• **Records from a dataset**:
"""

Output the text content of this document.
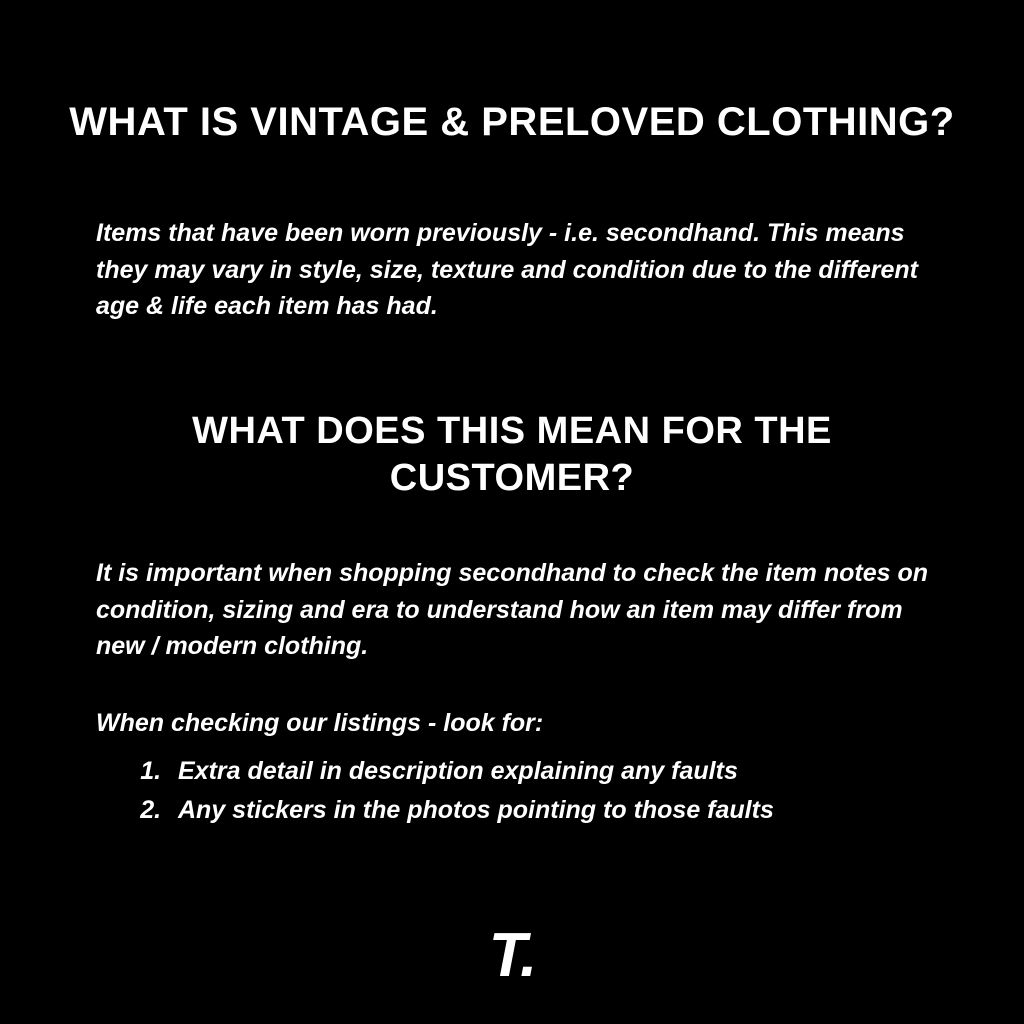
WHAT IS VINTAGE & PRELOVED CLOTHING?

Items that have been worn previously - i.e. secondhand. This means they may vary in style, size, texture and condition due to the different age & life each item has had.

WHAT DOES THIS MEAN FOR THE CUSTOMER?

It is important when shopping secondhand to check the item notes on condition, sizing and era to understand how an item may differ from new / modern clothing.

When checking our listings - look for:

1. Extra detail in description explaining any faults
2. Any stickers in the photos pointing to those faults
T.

"""
"""

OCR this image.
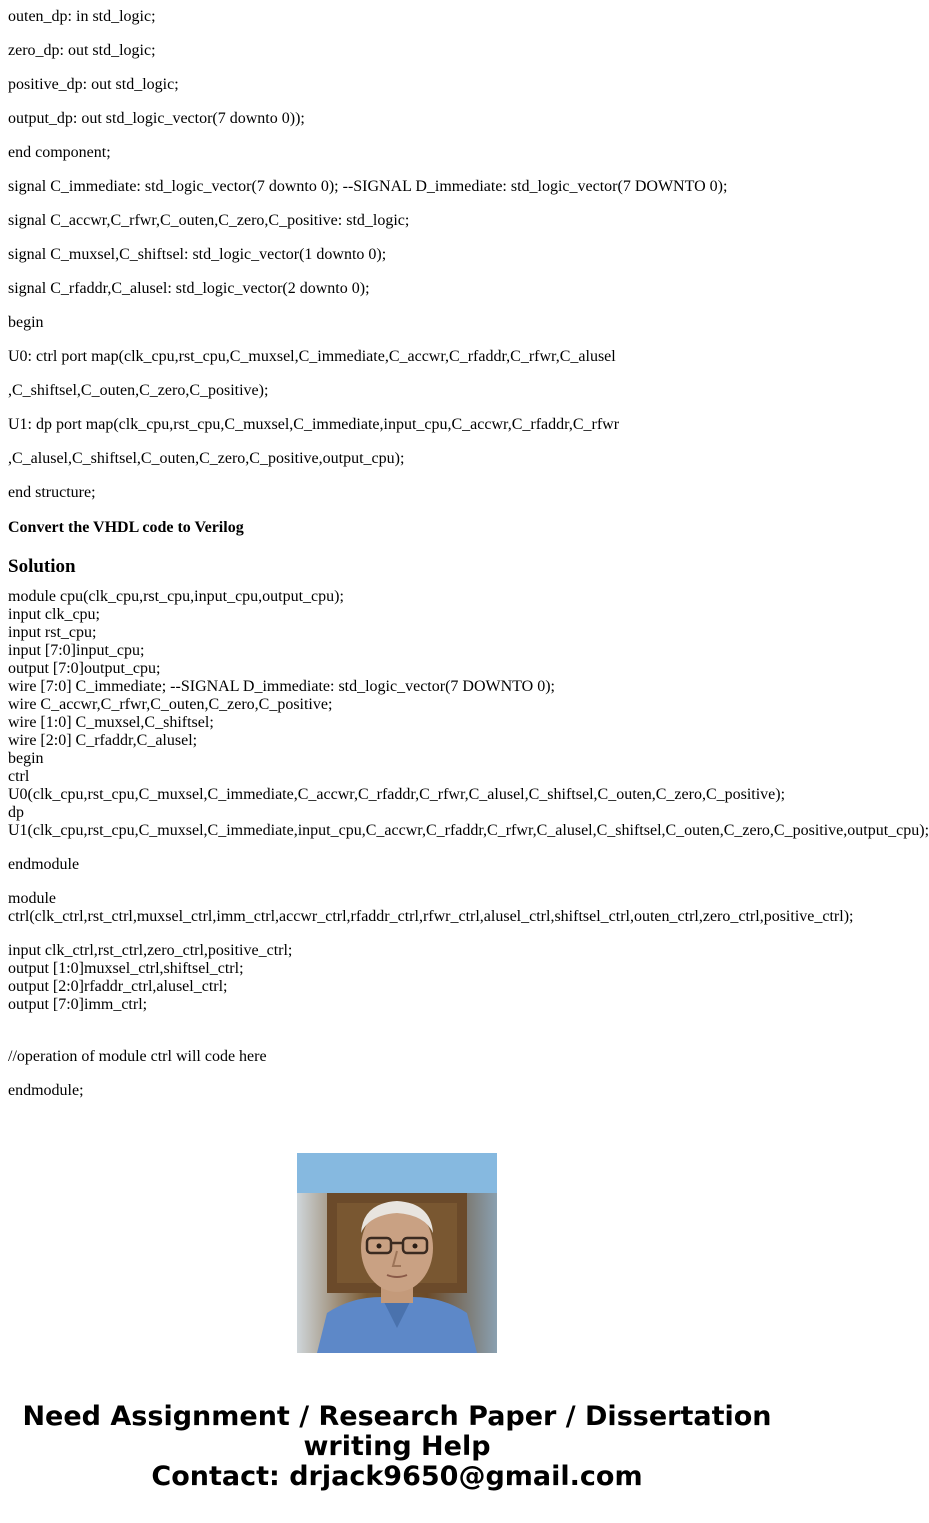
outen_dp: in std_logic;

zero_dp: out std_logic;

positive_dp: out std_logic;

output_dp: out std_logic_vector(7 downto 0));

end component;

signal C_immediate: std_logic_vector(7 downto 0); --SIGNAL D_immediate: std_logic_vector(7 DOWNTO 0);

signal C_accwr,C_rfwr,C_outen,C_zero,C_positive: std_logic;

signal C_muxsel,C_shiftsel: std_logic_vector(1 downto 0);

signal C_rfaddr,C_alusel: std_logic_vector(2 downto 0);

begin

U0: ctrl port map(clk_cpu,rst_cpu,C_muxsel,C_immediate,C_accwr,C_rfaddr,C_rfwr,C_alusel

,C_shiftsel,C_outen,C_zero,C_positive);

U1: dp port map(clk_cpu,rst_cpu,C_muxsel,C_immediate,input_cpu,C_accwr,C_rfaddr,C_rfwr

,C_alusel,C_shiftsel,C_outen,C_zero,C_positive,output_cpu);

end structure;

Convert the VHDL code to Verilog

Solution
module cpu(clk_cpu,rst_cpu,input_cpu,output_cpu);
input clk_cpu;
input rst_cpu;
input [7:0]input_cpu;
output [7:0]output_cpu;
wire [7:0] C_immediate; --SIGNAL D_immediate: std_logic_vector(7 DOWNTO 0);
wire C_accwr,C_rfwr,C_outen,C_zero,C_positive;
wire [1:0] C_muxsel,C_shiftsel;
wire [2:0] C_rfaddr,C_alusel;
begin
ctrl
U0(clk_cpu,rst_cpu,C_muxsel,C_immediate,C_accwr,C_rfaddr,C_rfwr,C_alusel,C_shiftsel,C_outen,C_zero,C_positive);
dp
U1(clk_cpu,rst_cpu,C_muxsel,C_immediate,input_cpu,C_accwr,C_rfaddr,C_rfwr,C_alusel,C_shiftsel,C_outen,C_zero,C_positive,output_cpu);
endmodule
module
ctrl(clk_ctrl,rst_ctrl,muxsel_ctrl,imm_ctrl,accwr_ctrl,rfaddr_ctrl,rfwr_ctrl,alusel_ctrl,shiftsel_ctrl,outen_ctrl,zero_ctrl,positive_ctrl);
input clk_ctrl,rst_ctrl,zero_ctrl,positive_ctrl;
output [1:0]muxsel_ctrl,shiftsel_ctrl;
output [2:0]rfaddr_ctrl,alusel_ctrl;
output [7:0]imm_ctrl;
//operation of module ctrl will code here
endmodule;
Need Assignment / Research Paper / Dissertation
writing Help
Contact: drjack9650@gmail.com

"""
"""

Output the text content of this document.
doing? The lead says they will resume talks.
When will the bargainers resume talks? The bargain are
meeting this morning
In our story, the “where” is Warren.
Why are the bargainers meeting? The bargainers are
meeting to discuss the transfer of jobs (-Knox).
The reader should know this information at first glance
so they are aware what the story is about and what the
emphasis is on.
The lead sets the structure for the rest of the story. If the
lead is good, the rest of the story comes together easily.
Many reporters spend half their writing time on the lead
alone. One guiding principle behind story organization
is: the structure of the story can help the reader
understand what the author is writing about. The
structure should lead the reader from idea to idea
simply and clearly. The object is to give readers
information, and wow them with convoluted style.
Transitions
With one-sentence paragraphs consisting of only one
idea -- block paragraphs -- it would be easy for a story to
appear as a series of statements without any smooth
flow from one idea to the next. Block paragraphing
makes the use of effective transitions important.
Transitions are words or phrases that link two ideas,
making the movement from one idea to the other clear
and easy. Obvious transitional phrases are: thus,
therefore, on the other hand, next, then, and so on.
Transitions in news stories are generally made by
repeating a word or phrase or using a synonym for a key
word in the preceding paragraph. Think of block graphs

"""

Copy out the lines that hold "rest".

The lead sets the structure for the rest of the story. If the
lead is good, the rest of the story comes together easily.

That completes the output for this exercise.